DIRECTION: Transcribe all of the records word for word, but omit the pictures.
⁂
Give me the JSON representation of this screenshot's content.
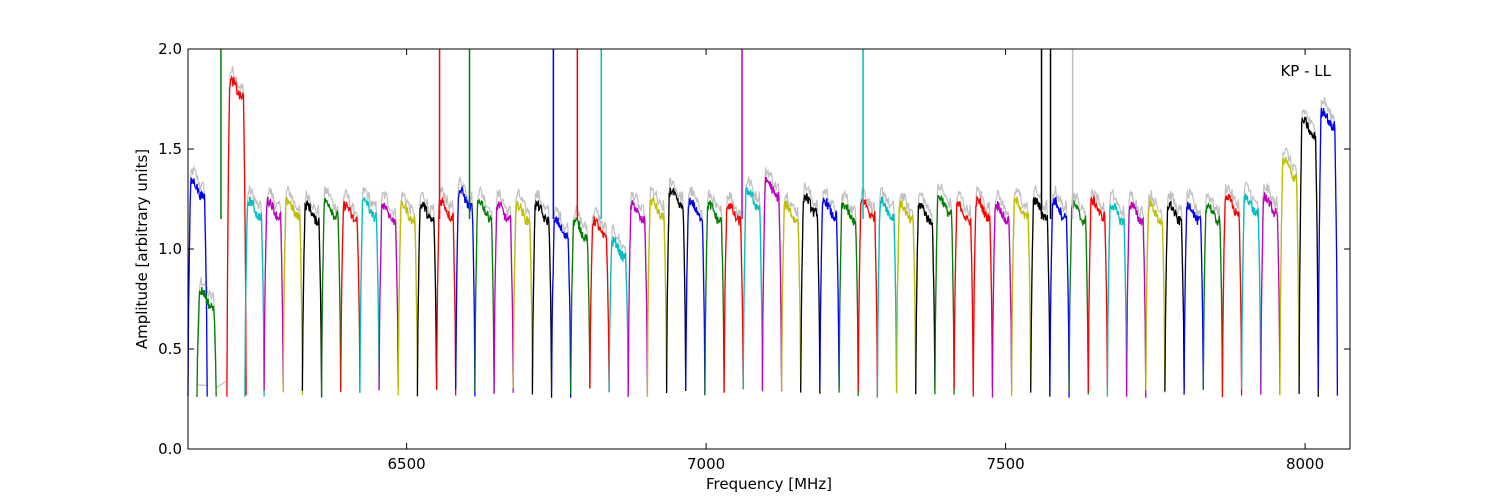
{
  "chart_data": {
    "type": "line",
    "xlabel": "Frequency [MHz]",
    "ylabel": "Amplitude [arbitrary units]",
    "annotation": "KP - LL",
    "xlim": [
      6135,
      8075
    ],
    "ylim": [
      0.0,
      2.0
    ],
    "xticks": [
      6500,
      7000,
      7500,
      8000
    ],
    "yticks": [
      0.0,
      0.5,
      1.0,
      1.5,
      2.0
    ],
    "xtick_labels": [
      "6500",
      "7000",
      "7500",
      "8000"
    ],
    "ytick_labels": [
      "0.0",
      "0.5",
      "1.0",
      "1.5",
      "2.0"
    ],
    "channel_width_mhz": 32,
    "band_start_mhz": 6150,
    "colors": [
      "#0000ff",
      "#008000",
      "#ff0000",
      "#00bfbf",
      "#bf00bf",
      "#bfbf00",
      "#000000"
    ],
    "background_trace_color": "#c0c0c0",
    "channels": [
      {
        "start": 6135,
        "level": 1.3,
        "color": "#0000ff"
      },
      {
        "start": 6150,
        "level": 0.75,
        "color": "#008000"
      },
      {
        "start": 6200,
        "level": 1.8,
        "color": "#ff0000"
      },
      {
        "start": 6230,
        "level": 1.2,
        "color": "#00bfbf"
      },
      {
        "start": 6262,
        "level": 1.2,
        "color": "#bf00bf"
      },
      {
        "start": 6294,
        "level": 1.2,
        "color": "#bfbf00"
      },
      {
        "start": 6326,
        "level": 1.18,
        "color": "#000000"
      },
      {
        "start": 6358,
        "level": 1.2,
        "color": "#008000"
      },
      {
        "start": 6390,
        "level": 1.18,
        "color": "#ff0000"
      },
      {
        "start": 6422,
        "level": 1.2,
        "color": "#00bfbf"
      },
      {
        "start": 6454,
        "level": 1.18,
        "color": "#bf00bf"
      },
      {
        "start": 6486,
        "level": 1.18,
        "color": "#bfbf00"
      },
      {
        "start": 6518,
        "level": 1.18,
        "color": "#000000"
      },
      {
        "start": 6550,
        "level": 1.2,
        "color": "#ff0000"
      },
      {
        "start": 6582,
        "level": 1.25,
        "color": "#0000ff"
      },
      {
        "start": 6614,
        "level": 1.2,
        "color": "#008000"
      },
      {
        "start": 6646,
        "level": 1.18,
        "color": "#bf00bf"
      },
      {
        "start": 6678,
        "level": 1.18,
        "color": "#bfbf00"
      },
      {
        "start": 6710,
        "level": 1.18,
        "color": "#000000"
      },
      {
        "start": 6742,
        "level": 1.1,
        "color": "#0000ff"
      },
      {
        "start": 6774,
        "level": 1.1,
        "color": "#008000"
      },
      {
        "start": 6806,
        "level": 1.1,
        "color": "#ff0000"
      },
      {
        "start": 6838,
        "level": 1.0,
        "color": "#00bfbf"
      },
      {
        "start": 6870,
        "level": 1.18,
        "color": "#bf00bf"
      },
      {
        "start": 6902,
        "level": 1.2,
        "color": "#bfbf00"
      },
      {
        "start": 6934,
        "level": 1.25,
        "color": "#000000"
      },
      {
        "start": 6966,
        "level": 1.2,
        "color": "#0000ff"
      },
      {
        "start": 6998,
        "level": 1.18,
        "color": "#008000"
      },
      {
        "start": 7030,
        "level": 1.18,
        "color": "#ff0000"
      },
      {
        "start": 7062,
        "level": 1.25,
        "color": "#00bfbf"
      },
      {
        "start": 7094,
        "level": 1.3,
        "color": "#bf00bf"
      },
      {
        "start": 7126,
        "level": 1.18,
        "color": "#bfbf00"
      },
      {
        "start": 7158,
        "level": 1.22,
        "color": "#000000"
      },
      {
        "start": 7190,
        "level": 1.2,
        "color": "#0000ff"
      },
      {
        "start": 7222,
        "level": 1.18,
        "color": "#008000"
      },
      {
        "start": 7254,
        "level": 1.2,
        "color": "#ff0000"
      },
      {
        "start": 7286,
        "level": 1.2,
        "color": "#00bfbf"
      },
      {
        "start": 7318,
        "level": 1.18,
        "color": "#bfbf00"
      },
      {
        "start": 7350,
        "level": 1.18,
        "color": "#000000"
      },
      {
        "start": 7382,
        "level": 1.22,
        "color": "#008000"
      },
      {
        "start": 7414,
        "level": 1.18,
        "color": "#ff0000"
      },
      {
        "start": 7446,
        "level": 1.2,
        "color": "#ff0000"
      },
      {
        "start": 7478,
        "level": 1.18,
        "color": "#bf00bf"
      },
      {
        "start": 7510,
        "level": 1.2,
        "color": "#bfbf00"
      },
      {
        "start": 7542,
        "level": 1.2,
        "color": "#000000"
      },
      {
        "start": 7574,
        "level": 1.2,
        "color": "#0000ff"
      },
      {
        "start": 7606,
        "level": 1.18,
        "color": "#008000"
      },
      {
        "start": 7638,
        "level": 1.2,
        "color": "#ff0000"
      },
      {
        "start": 7670,
        "level": 1.18,
        "color": "#00bfbf"
      },
      {
        "start": 7702,
        "level": 1.18,
        "color": "#bf00bf"
      },
      {
        "start": 7734,
        "level": 1.18,
        "color": "#bfbf00"
      },
      {
        "start": 7766,
        "level": 1.18,
        "color": "#000000"
      },
      {
        "start": 7798,
        "level": 1.18,
        "color": "#0000ff"
      },
      {
        "start": 7830,
        "level": 1.18,
        "color": "#008000"
      },
      {
        "start": 7862,
        "level": 1.22,
        "color": "#ff0000"
      },
      {
        "start": 7894,
        "level": 1.22,
        "color": "#00bfbf"
      },
      {
        "start": 7926,
        "level": 1.22,
        "color": "#bf00bf"
      },
      {
        "start": 7958,
        "level": 1.4,
        "color": "#bfbf00"
      },
      {
        "start": 7990,
        "level": 1.6,
        "color": "#000000"
      },
      {
        "start": 8022,
        "level": 1.65,
        "color": "#0000ff"
      }
    ],
    "spikes": [
      {
        "x": 6190,
        "y": 2.0,
        "color": "#008000"
      },
      {
        "x": 6555,
        "y": 2.0,
        "color": "#ff0000"
      },
      {
        "x": 6605,
        "y": 2.0,
        "color": "#008000"
      },
      {
        "x": 6745,
        "y": 2.0,
        "color": "#0000ff"
      },
      {
        "x": 6785,
        "y": 2.0,
        "color": "#ff0000"
      },
      {
        "x": 6825,
        "y": 2.0,
        "color": "#00bfbf"
      },
      {
        "x": 7060,
        "y": 2.0,
        "color": "#bf00bf"
      },
      {
        "x": 7262,
        "y": 2.0,
        "color": "#00bfbf"
      },
      {
        "x": 7560,
        "y": 2.0,
        "color": "#000000"
      },
      {
        "x": 7575,
        "y": 2.0,
        "color": "#000000"
      },
      {
        "x": 7612,
        "y": 2.0,
        "color": "#c0c0c0"
      }
    ]
  }
}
⁂
EXERCISE SOLUTION:
Give me the JSON representation of this screenshot's content.
{
  "chart_data": {
    "type": "line",
    "xlabel": "Frequency [MHz]",
    "ylabel": "Amplitude [arbitrary units]",
    "annotation": "KP - LL",
    "xlim": [
      6135,
      8075
    ],
    "ylim": [
      0.0,
      2.0
    ],
    "xticks": [
      6500,
      7000,
      7500,
      8000
    ],
    "yticks": [
      0.0,
      0.5,
      1.0,
      1.5,
      2.0
    ],
    "xtick_labels": [
      "6500",
      "7000",
      "7500",
      "8000"
    ],
    "ytick_labels": [
      "0.0",
      "0.5",
      "1.0",
      "1.5",
      "2.0"
    ],
    "channel_width_mhz": 32,
    "band_start_mhz": 6150,
    "colors": [
      "#0000ff",
      "#008000",
      "#ff0000",
      "#00bfbf",
      "#bf00bf",
      "#bfbf00",
      "#000000"
    ],
    "background_trace_color": "#c0c0c0",
    "channels": [
      {
        "start": 6135,
        "level": 1.3,
        "color": "#0000ff"
      },
      {
        "start": 6150,
        "level": 0.75,
        "color": "#008000"
      },
      {
        "start": 6200,
        "level": 1.8,
        "color": "#ff0000"
      },
      {
        "start": 6230,
        "level": 1.2,
        "color": "#00bfbf"
      },
      {
        "start": 6262,
        "level": 1.2,
        "color": "#bf00bf"
      },
      {
        "start": 6294,
        "level": 1.2,
        "color": "#bfbf00"
      },
      {
        "start": 6326,
        "level": 1.18,
        "color": "#000000"
      },
      {
        "start": 6358,
        "level": 1.2,
        "color": "#008000"
      },
      {
        "start": 6390,
        "level": 1.18,
        "color": "#ff0000"
      },
      {
        "start": 6422,
        "level": 1.2,
        "color": "#00bfbf"
      },
      {
        "start": 6454,
        "level": 1.18,
        "color": "#bf00bf"
      },
      {
        "start": 6486,
        "level": 1.18,
        "color": "#bfbf00"
      },
      {
        "start": 6518,
        "level": 1.18,
        "color": "#000000"
      },
      {
        "start": 6550,
        "level": 1.2,
        "color": "#ff0000"
      },
      {
        "start": 6582,
        "level": 1.25,
        "color": "#0000ff"
      },
      {
        "start": 6614,
        "level": 1.2,
        "color": "#008000"
      },
      {
        "start": 6646,
        "level": 1.18,
        "color": "#bf00bf"
      },
      {
        "start": 6678,
        "level": 1.18,
        "color": "#bfbf00"
      },
      {
        "start": 6710,
        "level": 1.18,
        "color": "#000000"
      },
      {
        "start": 6742,
        "level": 1.1,
        "color": "#0000ff"
      },
      {
        "start": 6774,
        "level": 1.1,
        "color": "#008000"
      },
      {
        "start": 6806,
        "level": 1.1,
        "color": "#ff0000"
      },
      {
        "start": 6838,
        "level": 1.0,
        "color": "#00bfbf"
      },
      {
        "start": 6870,
        "level": 1.18,
        "color": "#bf00bf"
      },
      {
        "start": 6902,
        "level": 1.2,
        "color": "#bfbf00"
      },
      {
        "start": 6934,
        "level": 1.25,
        "color": "#000000"
      },
      {
        "start": 6966,
        "level": 1.2,
        "color": "#0000ff"
      },
      {
        "start": 6998,
        "level": 1.18,
        "color": "#008000"
      },
      {
        "start": 7030,
        "level": 1.18,
        "color": "#ff0000"
      },
      {
        "start": 7062,
        "level": 1.25,
        "color": "#00bfbf"
      },
      {
        "start": 7094,
        "level": 1.3,
        "color": "#bf00bf"
      },
      {
        "start": 7126,
        "level": 1.18,
        "color": "#bfbf00"
      },
      {
        "start": 7158,
        "level": 1.22,
        "color": "#000000"
      },
      {
        "start": 7190,
        "level": 1.2,
        "color": "#0000ff"
      },
      {
        "start": 7222,
        "level": 1.18,
        "color": "#008000"
      },
      {
        "start": 7254,
        "level": 1.2,
        "color": "#ff0000"
      },
      {
        "start": 7286,
        "level": 1.2,
        "color": "#00bfbf"
      },
      {
        "start": 7318,
        "level": 1.18,
        "color": "#bfbf00"
      },
      {
        "start": 7350,
        "level": 1.18,
        "color": "#000000"
      },
      {
        "start": 7382,
        "level": 1.22,
        "color": "#008000"
      },
      {
        "start": 7414,
        "level": 1.18,
        "color": "#ff0000"
      },
      {
        "start": 7446,
        "level": 1.2,
        "color": "#ff0000"
      },
      {
        "start": 7478,
        "level": 1.18,
        "color": "#bf00bf"
      },
      {
        "start": 7510,
        "level": 1.2,
        "color": "#bfbf00"
      },
      {
        "start": 7542,
        "level": 1.2,
        "color": "#000000"
      },
      {
        "start": 7574,
        "level": 1.2,
        "color": "#0000ff"
      },
      {
        "start": 7606,
        "level": 1.18,
        "color": "#008000"
      },
      {
        "start": 7638,
        "level": 1.2,
        "color": "#ff0000"
      },
      {
        "start": 7670,
        "level": 1.18,
        "color": "#00bfbf"
      },
      {
        "start": 7702,
        "level": 1.18,
        "color": "#bf00bf"
      },
      {
        "start": 7734,
        "level": 1.18,
        "color": "#bfbf00"
      },
      {
        "start": 7766,
        "level": 1.18,
        "color": "#000000"
      },
      {
        "start": 7798,
        "level": 1.18,
        "color": "#0000ff"
      },
      {
        "start": 7830,
        "level": 1.18,
        "color": "#008000"
      },
      {
        "start": 7862,
        "level": 1.22,
        "color": "#ff0000"
      },
      {
        "start": 7894,
        "level": 1.22,
        "color": "#00bfbf"
      },
      {
        "start": 7926,
        "level": 1.22,
        "color": "#bf00bf"
      },
      {
        "start": 7958,
        "level": 1.4,
        "color": "#bfbf00"
      },
      {
        "start": 7990,
        "level": 1.6,
        "color": "#000000"
      },
      {
        "start": 8022,
        "level": 1.65,
        "color": "#0000ff"
      }
    ],
    "spikes": [
      {
        "x": 6190,
        "y": 2.0,
        "color": "#008000"
      },
      {
        "x": 6555,
        "y": 2.0,
        "color": "#ff0000"
      },
      {
        "x": 6605,
        "y": 2.0,
        "color": "#008000"
      },
      {
        "x": 6745,
        "y": 2.0,
        "color": "#0000ff"
      },
      {
        "x": 6785,
        "y": 2.0,
        "color": "#ff0000"
      },
      {
        "x": 6825,
        "y": 2.0,
        "color": "#00bfbf"
      },
      {
        "x": 7060,
        "y": 2.0,
        "color": "#bf00bf"
      },
      {
        "x": 7262,
        "y": 2.0,
        "color": "#00bfbf"
      },
      {
        "x": 7560,
        "y": 2.0,
        "color": "#000000"
      },
      {
        "x": 7575,
        "y": 2.0,
        "color": "#000000"
      },
      {
        "x": 7612,
        "y": 2.0,
        "color": "#c0c0c0"
      }
    ]
  }
}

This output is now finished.